-- Data entries start --

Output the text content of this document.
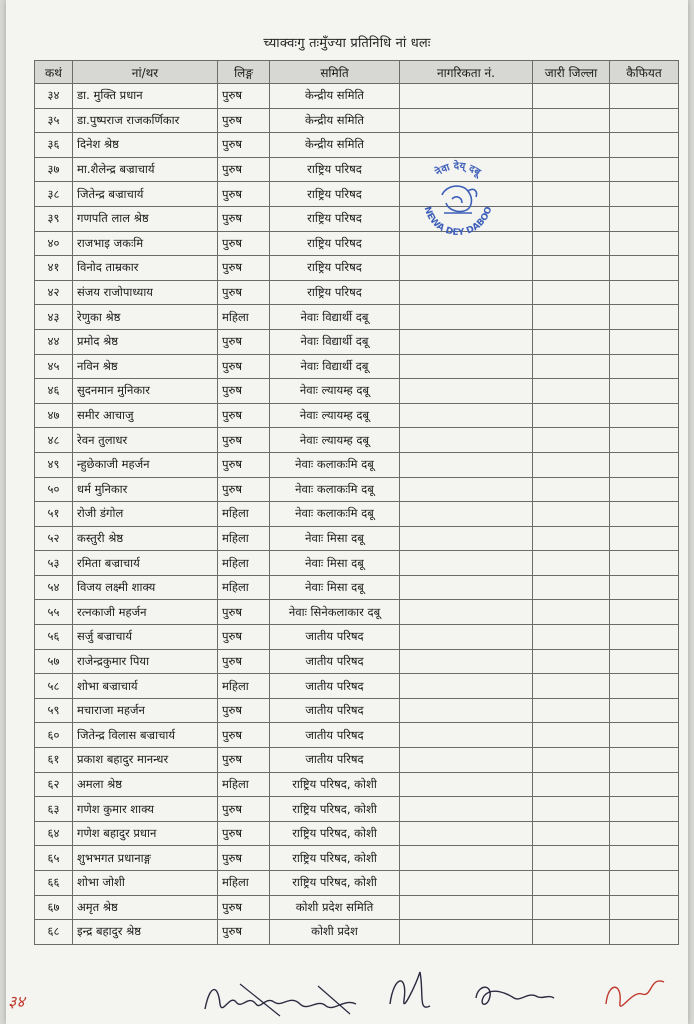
च्याक्वःगु तःमुँज्या प्रतिनिधि नां धलः
कथं	नां/थर	लिङ्ग	समिति	नागरिकता नं.	जारी जिल्ला	कैफियत
३४	डा. मुक्ति प्रधान	पुरुष	केन्द्रीय समिति			
३५	डा.पुष्पराज राजकर्णिकार	पुरुष	केन्द्रीय समिति			
३६	दिनेश श्रेष्ठ	पुरुष	केन्द्रीय समिति			
३७	मा.शैलेन्द्र बज्राचार्य	पुरुष	राष्ट्रिय परिषद			
३८	जितेन्द्र बज्राचार्य	पुरुष	राष्ट्रिय परिषद			
३९	गणपति लाल श्रेष्ठ	पुरुष	राष्ट्रिय परिषद			
४०	राजभाइ जकःमि	पुरुष	राष्ट्रिय परिषद			
४१	विनोद ताम्रकार	पुरुष	राष्ट्रिय परिषद			
४२	संजय राजोपाध्याय	पुरुष	राष्ट्रिय परिषद			
४३	रेणुका श्रेष्ठ	महिला	नेवाः विद्यार्थी दबू			
४४	प्रमोद श्रेष्ठ	पुरुष	नेवाः विद्यार्थी दबू			
४५	नविन श्रेष्ठ	पुरुष	नेवाः विद्यार्थी दबू			
४६	सुदनमान मुनिकार	पुरुष	नेवाः ल्यायम्ह दबू			
४७	समीर आचाजु	पुरुष	नेवाः ल्यायम्ह दबू			
४८	रेवन तुलाधर	पुरुष	नेवाः ल्यायम्ह दबू			
४९	न्हुछेकाजी महर्जन	पुरुष	नेवाः कलाकःमि दबू			
५०	धर्म मुनिकार	पुरुष	नेवाः कलाकःमि दबू			
५१	रोजी डंगोल	महिला	नेवाः कलाकःमि दबू			
५२	कस्तुरी श्रेष्ठ	महिला	नेवाः मिसा दबू			
५३	रमिता बज्राचार्य	महिला	नेवाः मिसा दबू			
५४	विजय लक्ष्मी शाक्य	महिला	नेवाः मिसा दबू			
५५	रत्नकाजी महर्जन	पुरुष	नेवाः सिनेकलाकार दबू			
५६	सर्जु बज्राचार्य	पुरुष	जातीय परिषद			
५७	राजेन्द्रकुमार पिया	पुरुष	जातीय परिषद			
५८	शोभा बज्राचार्य	महिला	जातीय परिषद			
५९	मचाराजा महर्जन	पुरुष	जातीय परिषद			
६०	जितेन्द्र विलास बज्राचार्य	पुरुष	जातीय परिषद			
६१	प्रकाश बहादुर मानन्धर	पुरुष	जातीय परिषद			
६२	अमला श्रेष्ठ	महिला	राष्ट्रिय परिषद, कोशी			
६३	गणेश कुमार शाक्य	पुरुष	राष्ट्रिय परिषद, कोशी			
६४	गणेश बहादुर प्रधान	पुरुष	राष्ट्रिय परिषद, कोशी			
६५	शुभभगत प्रधानाङ्ग	पुरुष	राष्ट्रिय परिषद, कोशी			
६६	शोभा जोशी	महिला	राष्ट्रिय परिषद, कोशी			
६७	अमृत श्रेष्ठ	पुरुष	कोशी प्रदेश समिति			
६८	इन्द्र बहादुर श्रेष्ठ	पुरुष	कोशी प्रदेश			
नेवा देय् दबू
NEWA DEY DABOO
३४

-- Data entries end --

▶ **What needs to be done**: Give the data again exactly as written, with all pictures left out.

▶ **Finished answer**:
Output the text content of this document.
च्याक्वःगु तःमुँज्या प्रतिनिधि नां धलः
कथं	नां/थर	लिङ्ग	समिति	नागरिकता नं.	जारी जिल्ला	कैफियत
३४	डा. मुक्ति प्रधान	पुरुष	केन्द्रीय समिति			
३५	डा.पुष्पराज राजकर्णिकार	पुरुष	केन्द्रीय समिति			
३६	दिनेश श्रेष्ठ	पुरुष	केन्द्रीय समिति			
३७	मा.शैलेन्द्र बज्राचार्य	पुरुष	राष्ट्रिय परिषद			
३८	जितेन्द्र बज्राचार्य	पुरुष	राष्ट्रिय परिषद			
३९	गणपति लाल श्रेष्ठ	पुरुष	राष्ट्रिय परिषद			
४०	राजभाइ जकःमि	पुरुष	राष्ट्रिय परिषद			
४१	विनोद ताम्रकार	पुरुष	राष्ट्रिय परिषद			
४२	संजय राजोपाध्याय	पुरुष	राष्ट्रिय परिषद			
४३	रेणुका श्रेष्ठ	महिला	नेवाः विद्यार्थी दबू			
४४	प्रमोद श्रेष्ठ	पुरुष	नेवाः विद्यार्थी दबू			
४५	नविन श्रेष्ठ	पुरुष	नेवाः विद्यार्थी दबू			
४६	सुदनमान मुनिकार	पुरुष	नेवाः ल्यायम्ह दबू			
४७	समीर आचाजु	पुरुष	नेवाः ल्यायम्ह दबू			
४८	रेवन तुलाधर	पुरुष	नेवाः ल्यायम्ह दबू			
४९	न्हुछेकाजी महर्जन	पुरुष	नेवाः कलाकःमि दबू			
५०	धर्म मुनिकार	पुरुष	नेवाः कलाकःमि दबू			
५१	रोजी डंगोल	महिला	नेवाः कलाकःमि दबू			
५२	कस्तुरी श्रेष्ठ	महिला	नेवाः मिसा दबू			
५३	रमिता बज्राचार्य	महिला	नेवाः मिसा दबू			
५४	विजय लक्ष्मी शाक्य	महिला	नेवाः मिसा दबू			
५५	रत्नकाजी महर्जन	पुरुष	नेवाः सिनेकलाकार दबू			
५६	सर्जु बज्राचार्य	पुरुष	जातीय परिषद			
५७	राजेन्द्रकुमार पिया	पुरुष	जातीय परिषद			
५८	शोभा बज्राचार्य	महिला	जातीय परिषद			
५९	मचाराजा महर्जन	पुरुष	जातीय परिषद			
६०	जितेन्द्र विलास बज्राचार्य	पुरुष	जातीय परिषद			
६१	प्रकाश बहादुर मानन्धर	पुरुष	जातीय परिषद			
६२	अमला श्रेष्ठ	महिला	राष्ट्रिय परिषद, कोशी			
६३	गणेश कुमार शाक्य	पुरुष	राष्ट्रिय परिषद, कोशी			
६४	गणेश बहादुर प्रधान	पुरुष	राष्ट्रिय परिषद, कोशी			
६५	शुभभगत प्रधानाङ्ग	पुरुष	राष्ट्रिय परिषद, कोशी			
६६	शोभा जोशी	महिला	राष्ट्रिय परिषद, कोशी			
६७	अमृत श्रेष्ठ	पुरुष	कोशी प्रदेश समिति			
६८	इन्द्र बहादुर श्रेष्ठ	पुरुष	कोशी प्रदेश			
नेवा देय् दबू
NEWA DEY DABOO
३४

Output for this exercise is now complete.